BEGIN SUPPLIED DATA

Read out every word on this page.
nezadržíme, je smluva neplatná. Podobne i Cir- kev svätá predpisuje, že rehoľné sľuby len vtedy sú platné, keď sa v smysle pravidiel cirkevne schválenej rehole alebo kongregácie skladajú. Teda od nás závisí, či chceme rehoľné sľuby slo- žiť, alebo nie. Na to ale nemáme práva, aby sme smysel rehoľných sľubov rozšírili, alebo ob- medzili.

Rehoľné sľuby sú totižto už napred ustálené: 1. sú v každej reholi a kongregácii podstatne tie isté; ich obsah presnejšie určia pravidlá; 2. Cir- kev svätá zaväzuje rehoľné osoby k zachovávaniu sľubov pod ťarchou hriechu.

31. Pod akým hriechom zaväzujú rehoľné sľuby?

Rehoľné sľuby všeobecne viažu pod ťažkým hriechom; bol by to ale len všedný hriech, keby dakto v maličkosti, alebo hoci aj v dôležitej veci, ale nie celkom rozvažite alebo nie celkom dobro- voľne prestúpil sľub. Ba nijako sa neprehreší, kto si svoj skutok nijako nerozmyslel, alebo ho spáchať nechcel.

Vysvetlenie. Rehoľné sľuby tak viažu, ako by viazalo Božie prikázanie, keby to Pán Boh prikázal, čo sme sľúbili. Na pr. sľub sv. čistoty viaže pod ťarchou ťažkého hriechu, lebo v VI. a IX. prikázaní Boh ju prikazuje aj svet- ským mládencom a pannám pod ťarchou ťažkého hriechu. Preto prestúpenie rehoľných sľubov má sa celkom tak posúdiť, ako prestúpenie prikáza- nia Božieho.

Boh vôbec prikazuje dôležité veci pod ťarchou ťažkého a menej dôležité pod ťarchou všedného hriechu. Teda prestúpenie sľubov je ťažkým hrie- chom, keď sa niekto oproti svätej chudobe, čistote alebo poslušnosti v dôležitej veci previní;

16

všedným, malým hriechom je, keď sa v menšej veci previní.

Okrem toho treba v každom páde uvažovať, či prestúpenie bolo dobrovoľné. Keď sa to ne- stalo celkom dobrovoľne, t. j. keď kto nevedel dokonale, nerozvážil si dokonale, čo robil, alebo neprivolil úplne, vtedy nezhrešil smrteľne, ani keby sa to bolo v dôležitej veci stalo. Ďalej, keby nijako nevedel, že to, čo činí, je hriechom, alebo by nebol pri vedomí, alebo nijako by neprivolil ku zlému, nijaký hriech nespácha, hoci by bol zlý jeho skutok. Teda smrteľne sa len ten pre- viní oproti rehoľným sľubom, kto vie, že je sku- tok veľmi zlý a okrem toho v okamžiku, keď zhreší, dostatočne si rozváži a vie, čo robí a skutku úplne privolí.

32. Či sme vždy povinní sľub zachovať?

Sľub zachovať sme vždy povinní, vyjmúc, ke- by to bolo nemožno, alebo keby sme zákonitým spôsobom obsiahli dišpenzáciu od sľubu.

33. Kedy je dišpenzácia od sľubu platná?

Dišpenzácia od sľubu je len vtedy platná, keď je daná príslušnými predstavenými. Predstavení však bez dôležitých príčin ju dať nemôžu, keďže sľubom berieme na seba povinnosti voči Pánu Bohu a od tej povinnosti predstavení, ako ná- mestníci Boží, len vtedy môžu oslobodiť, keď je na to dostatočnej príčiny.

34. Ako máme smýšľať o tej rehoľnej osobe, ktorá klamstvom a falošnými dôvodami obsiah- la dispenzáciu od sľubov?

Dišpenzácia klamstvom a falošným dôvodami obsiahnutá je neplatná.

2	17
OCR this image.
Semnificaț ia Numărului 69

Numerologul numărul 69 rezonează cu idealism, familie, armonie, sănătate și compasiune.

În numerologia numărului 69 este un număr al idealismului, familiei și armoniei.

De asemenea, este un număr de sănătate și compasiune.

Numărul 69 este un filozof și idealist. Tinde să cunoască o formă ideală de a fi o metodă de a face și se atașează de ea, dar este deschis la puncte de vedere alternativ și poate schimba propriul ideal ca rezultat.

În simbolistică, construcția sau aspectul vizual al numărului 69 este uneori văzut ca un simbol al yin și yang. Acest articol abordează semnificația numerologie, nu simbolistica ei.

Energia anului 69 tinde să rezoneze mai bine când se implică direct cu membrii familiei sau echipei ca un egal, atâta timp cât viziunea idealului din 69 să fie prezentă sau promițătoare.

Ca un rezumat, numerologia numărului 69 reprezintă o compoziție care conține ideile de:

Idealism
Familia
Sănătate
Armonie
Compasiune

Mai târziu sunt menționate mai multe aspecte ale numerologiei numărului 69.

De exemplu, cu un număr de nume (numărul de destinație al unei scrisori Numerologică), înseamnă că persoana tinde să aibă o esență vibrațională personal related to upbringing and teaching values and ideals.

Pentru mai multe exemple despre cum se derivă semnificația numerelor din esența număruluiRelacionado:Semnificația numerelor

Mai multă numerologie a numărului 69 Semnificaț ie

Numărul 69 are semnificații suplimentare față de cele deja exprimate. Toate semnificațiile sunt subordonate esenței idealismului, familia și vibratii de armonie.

END SUPPLIED DATA

### PROMPT
Retype the material in full, character for character.

### OUTPUT FOR THIS EXERCISE
Read out every word on this page.
nezadržíme, je smluva neplatná. Podobne i Cir- kev svätá predpisuje, že rehoľné sľuby len vtedy sú platné, keď sa v smysle pravidiel cirkevne schválenej rehole alebo kongregácie skladajú. Teda od nás závisí, či chceme rehoľné sľuby slo- žiť, alebo nie. Na to ale nemáme práva, aby sme smysel rehoľných sľubov rozšírili, alebo ob- medzili.

Rehoľné sľuby sú totižto už napred ustálené: 1. sú v každej reholi a kongregácii podstatne tie isté; ich obsah presnejšie určia pravidlá; 2. Cir- kev svätá zaväzuje rehoľné osoby k zachovávaniu sľubov pod ťarchou hriechu.

31. Pod akým hriechom zaväzujú rehoľné sľuby?

Rehoľné sľuby všeobecne viažu pod ťažkým hriechom; bol by to ale len všedný hriech, keby dakto v maličkosti, alebo hoci aj v dôležitej veci, ale nie celkom rozvažite alebo nie celkom dobro- voľne prestúpil sľub. Ba nijako sa neprehreší, kto si svoj skutok nijako nerozmyslel, alebo ho spáchať nechcel.

Vysvetlenie. Rehoľné sľuby tak viažu, ako by viazalo Božie prikázanie, keby to Pán Boh prikázal, čo sme sľúbili. Na pr. sľub sv. čistoty viaže pod ťarchou ťažkého hriechu, lebo v VI. a IX. prikázaní Boh ju prikazuje aj svet- ským mládencom a pannám pod ťarchou ťažkého hriechu. Preto prestúpenie rehoľných sľubov má sa celkom tak posúdiť, ako prestúpenie prikáza- nia Božieho.

Boh vôbec prikazuje dôležité veci pod ťarchou ťažkého a menej dôležité pod ťarchou všedného hriechu. Teda prestúpenie sľubov je ťažkým hrie- chom, keď sa niekto oproti svätej chudobe, čistote alebo poslušnosti v dôležitej veci previní;

16

všedným, malým hriechom je, keď sa v menšej veci previní.

Okrem toho treba v každom páde uvažovať, či prestúpenie bolo dobrovoľné. Keď sa to ne- stalo celkom dobrovoľne, t. j. keď kto nevedel dokonale, nerozvážil si dokonale, čo robil, alebo neprivolil úplne, vtedy nezhrešil smrteľne, ani keby sa to bolo v dôležitej veci stalo. Ďalej, keby nijako nevedel, že to, čo činí, je hriechom, alebo by nebol pri vedomí, alebo nijako by neprivolil ku zlému, nijaký hriech nespácha, hoci by bol zlý jeho skutok. Teda smrteľne sa len ten pre- viní oproti rehoľným sľubom, kto vie, že je sku- tok veľmi zlý a okrem toho v okamžiku, keď zhreší, dostatočne si rozváži a vie, čo robí a skutku úplne privolí.

32. Či sme vždy povinní sľub zachovať?

Sľub zachovať sme vždy povinní, vyjmúc, ke- by to bolo nemožno, alebo keby sme zákonitým spôsobom obsiahli dišpenzáciu od sľubu.

33. Kedy je dišpenzácia od sľubu platná?

Dišpenzácia od sľubu je len vtedy platná, keď je daná príslušnými predstavenými. Predstavení však bez dôležitých príčin ju dať nemôžu, keďže sľubom berieme na seba povinnosti voči Pánu Bohu a od tej povinnosti predstavení, ako ná- mestníci Boží, len vtedy môžu oslobodiť, keď je na to dostatočnej príčiny.

34. Ako máme smýšľať o tej rehoľnej osobe, ktorá klamstvom a falošnými dôvodami obsiah- la dispenzáciu od sľubov?

Dišpenzácia klamstvom a falošným dôvodami obsiahnutá je neplatná.

2	17
OCR this image.
Semnificaț ia Numărului 69

Numerologul numărul 69 rezonează cu idealism, familie, armonie, sănătate și compasiune.

În numerologia numărului 69 este un număr al idealismului, familiei și armoniei.

De asemenea, este un număr de sănătate și compasiune.

Numărul 69 este un filozof și idealist. Tinde să cunoască o formă ideală de a fi o metodă de a face și se atașează de ea, dar este deschis la puncte de vedere alternativ și poate schimba propriul ideal ca rezultat.

În simbolistică, construcția sau aspectul vizual al numărului 69 este uneori văzut ca un simbol al yin și yang. Acest articol abordează semnificația numerologie, nu simbolistica ei.

Energia anului 69 tinde să rezoneze mai bine când se implică direct cu membrii familiei sau echipei ca un egal, atâta timp cât viziunea idealului din 69 să fie prezentă sau promițătoare.

Ca un rezumat, numerologia numărului 69 reprezintă o compoziție care conține ideile de:

Idealism
Familia
Sănătate
Armonie
Compasiune

Mai târziu sunt menționate mai multe aspecte ale numerologiei numărului 69.

De exemplu, cu un număr de nume (numărul de destinație al unei scrisori Numerologică), înseamnă că persoana tinde să aibă o esență vibrațională personal related to upbringing and teaching values and ideals.

Pentru mai multe exemple despre cum se derivă semnificația numerelor din esența număruluiRelacionado:Semnificația numerelor

Mai multă numerologie a numărului 69 Semnificaț ie

Numărul 69 are semnificații suplimentare față de cele deja exprimate. Toate semnificațiile sunt subordonate esenței idealismului, familia și vibratii de armonie.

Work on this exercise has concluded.